┌──

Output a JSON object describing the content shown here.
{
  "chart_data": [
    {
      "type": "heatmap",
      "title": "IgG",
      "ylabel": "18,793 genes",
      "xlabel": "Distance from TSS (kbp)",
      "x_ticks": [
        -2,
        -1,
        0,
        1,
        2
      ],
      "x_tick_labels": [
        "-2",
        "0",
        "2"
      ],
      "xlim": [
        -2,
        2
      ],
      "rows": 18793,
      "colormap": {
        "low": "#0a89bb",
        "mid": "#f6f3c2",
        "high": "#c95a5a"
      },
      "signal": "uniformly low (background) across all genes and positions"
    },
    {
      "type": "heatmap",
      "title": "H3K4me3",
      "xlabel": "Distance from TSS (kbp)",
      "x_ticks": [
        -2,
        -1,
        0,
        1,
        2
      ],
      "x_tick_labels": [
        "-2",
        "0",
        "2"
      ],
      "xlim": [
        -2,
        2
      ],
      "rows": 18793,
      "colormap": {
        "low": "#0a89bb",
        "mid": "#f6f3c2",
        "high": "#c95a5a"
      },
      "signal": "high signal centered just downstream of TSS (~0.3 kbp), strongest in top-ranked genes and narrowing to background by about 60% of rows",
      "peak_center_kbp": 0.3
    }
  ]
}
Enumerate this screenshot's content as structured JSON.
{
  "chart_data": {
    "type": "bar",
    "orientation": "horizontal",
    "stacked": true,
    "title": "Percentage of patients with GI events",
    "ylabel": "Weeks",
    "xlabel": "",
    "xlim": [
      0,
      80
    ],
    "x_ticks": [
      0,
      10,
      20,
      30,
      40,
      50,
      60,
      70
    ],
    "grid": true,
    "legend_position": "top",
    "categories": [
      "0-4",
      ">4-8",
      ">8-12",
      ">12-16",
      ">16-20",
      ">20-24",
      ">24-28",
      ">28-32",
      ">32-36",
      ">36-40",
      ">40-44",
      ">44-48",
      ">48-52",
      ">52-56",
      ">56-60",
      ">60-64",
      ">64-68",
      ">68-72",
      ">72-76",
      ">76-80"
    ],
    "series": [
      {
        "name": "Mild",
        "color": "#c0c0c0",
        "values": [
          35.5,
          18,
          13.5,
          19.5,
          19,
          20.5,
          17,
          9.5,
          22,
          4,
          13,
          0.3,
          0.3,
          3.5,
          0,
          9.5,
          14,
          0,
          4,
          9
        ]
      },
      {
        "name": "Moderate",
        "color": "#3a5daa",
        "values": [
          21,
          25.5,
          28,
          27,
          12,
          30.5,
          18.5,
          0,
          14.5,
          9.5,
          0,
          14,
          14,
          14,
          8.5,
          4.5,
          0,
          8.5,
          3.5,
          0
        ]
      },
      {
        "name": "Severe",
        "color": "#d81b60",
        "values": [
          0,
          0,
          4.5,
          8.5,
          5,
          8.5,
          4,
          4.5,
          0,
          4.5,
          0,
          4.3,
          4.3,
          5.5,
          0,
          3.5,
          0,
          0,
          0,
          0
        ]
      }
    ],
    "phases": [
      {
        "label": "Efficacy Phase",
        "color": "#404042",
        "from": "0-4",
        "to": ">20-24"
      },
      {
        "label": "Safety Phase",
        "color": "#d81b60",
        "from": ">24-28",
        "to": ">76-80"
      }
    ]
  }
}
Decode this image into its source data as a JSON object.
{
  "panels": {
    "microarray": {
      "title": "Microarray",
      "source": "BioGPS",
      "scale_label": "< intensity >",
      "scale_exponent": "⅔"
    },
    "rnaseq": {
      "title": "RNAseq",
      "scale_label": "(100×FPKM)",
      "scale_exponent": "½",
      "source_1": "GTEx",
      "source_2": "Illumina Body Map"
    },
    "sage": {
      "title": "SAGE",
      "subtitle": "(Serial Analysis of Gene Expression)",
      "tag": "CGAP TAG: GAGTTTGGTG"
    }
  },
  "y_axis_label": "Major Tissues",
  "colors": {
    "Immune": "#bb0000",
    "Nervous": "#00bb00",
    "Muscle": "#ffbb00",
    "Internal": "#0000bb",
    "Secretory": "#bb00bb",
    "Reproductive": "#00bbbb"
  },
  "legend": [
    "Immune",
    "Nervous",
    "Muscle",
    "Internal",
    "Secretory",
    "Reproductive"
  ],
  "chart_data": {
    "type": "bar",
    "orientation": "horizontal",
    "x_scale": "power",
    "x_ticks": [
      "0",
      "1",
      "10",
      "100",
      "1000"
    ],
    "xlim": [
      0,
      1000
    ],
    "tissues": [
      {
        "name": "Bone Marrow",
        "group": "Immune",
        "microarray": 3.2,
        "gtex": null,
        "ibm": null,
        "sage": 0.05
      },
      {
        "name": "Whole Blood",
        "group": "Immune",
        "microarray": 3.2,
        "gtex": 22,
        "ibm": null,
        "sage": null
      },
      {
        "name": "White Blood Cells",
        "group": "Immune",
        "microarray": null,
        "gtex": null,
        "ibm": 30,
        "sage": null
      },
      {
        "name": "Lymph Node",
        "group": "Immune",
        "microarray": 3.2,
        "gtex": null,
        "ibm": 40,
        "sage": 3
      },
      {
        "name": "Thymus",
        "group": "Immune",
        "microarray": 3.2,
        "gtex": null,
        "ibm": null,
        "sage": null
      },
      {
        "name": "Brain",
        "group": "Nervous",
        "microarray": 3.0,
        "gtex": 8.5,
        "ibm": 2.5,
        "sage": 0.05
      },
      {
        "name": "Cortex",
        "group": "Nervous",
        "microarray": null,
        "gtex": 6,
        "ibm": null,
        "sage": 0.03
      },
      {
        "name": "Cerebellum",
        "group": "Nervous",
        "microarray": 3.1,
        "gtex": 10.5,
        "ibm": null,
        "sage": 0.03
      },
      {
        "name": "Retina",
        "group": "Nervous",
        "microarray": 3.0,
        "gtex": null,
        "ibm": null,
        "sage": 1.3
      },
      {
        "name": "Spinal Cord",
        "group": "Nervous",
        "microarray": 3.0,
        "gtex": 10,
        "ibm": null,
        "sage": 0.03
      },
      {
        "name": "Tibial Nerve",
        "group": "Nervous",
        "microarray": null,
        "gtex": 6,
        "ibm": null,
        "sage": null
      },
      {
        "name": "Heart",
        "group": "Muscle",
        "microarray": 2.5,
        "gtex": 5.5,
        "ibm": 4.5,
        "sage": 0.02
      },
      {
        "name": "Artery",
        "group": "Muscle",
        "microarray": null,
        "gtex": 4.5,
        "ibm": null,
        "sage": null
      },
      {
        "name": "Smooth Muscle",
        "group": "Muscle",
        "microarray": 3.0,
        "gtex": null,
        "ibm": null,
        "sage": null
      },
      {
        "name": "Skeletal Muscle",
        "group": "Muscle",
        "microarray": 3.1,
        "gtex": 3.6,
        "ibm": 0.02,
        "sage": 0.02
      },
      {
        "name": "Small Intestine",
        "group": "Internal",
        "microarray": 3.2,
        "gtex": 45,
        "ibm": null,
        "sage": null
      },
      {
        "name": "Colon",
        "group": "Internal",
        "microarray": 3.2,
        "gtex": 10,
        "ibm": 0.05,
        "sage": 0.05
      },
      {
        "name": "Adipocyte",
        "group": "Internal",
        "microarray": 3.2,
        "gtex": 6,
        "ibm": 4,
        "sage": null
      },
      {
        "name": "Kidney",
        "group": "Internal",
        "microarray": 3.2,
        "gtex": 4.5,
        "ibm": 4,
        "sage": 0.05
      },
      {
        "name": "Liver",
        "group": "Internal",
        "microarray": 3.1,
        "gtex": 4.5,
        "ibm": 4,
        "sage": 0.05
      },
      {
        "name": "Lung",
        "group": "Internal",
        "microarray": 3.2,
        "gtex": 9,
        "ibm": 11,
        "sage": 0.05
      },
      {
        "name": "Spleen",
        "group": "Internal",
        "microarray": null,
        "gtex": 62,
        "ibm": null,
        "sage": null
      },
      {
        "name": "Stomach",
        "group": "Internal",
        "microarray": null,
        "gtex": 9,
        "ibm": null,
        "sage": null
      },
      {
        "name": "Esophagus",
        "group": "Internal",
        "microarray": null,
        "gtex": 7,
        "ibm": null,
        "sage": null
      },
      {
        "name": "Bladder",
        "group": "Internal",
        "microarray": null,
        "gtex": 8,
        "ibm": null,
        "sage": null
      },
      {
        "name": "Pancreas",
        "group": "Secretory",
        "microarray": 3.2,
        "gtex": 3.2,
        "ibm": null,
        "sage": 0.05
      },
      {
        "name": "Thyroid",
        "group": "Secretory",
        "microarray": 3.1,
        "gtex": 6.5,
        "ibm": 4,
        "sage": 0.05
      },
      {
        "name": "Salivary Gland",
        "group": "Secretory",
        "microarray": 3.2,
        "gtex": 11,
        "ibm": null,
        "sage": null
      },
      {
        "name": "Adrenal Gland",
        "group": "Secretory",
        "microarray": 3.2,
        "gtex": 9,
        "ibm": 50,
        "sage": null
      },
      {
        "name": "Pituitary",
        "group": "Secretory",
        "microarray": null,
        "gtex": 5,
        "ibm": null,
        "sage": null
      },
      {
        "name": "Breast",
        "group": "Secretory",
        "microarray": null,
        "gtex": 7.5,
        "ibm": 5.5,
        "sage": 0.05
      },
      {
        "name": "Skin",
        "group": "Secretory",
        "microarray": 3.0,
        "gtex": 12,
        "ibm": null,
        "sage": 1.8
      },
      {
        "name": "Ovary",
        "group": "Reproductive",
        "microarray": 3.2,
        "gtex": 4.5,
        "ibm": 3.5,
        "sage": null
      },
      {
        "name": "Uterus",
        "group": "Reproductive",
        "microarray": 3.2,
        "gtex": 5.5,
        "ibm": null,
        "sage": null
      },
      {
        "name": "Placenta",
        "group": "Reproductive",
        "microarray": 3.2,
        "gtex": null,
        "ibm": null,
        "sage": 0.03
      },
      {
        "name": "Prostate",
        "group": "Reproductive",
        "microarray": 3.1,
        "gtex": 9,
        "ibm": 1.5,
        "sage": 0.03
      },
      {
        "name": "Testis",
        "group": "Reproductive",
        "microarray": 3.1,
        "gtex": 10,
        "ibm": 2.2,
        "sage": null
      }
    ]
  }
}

└──

# What you should do
The number of lines in the data that hold "object" is all that should be given.

# Finished exercise
2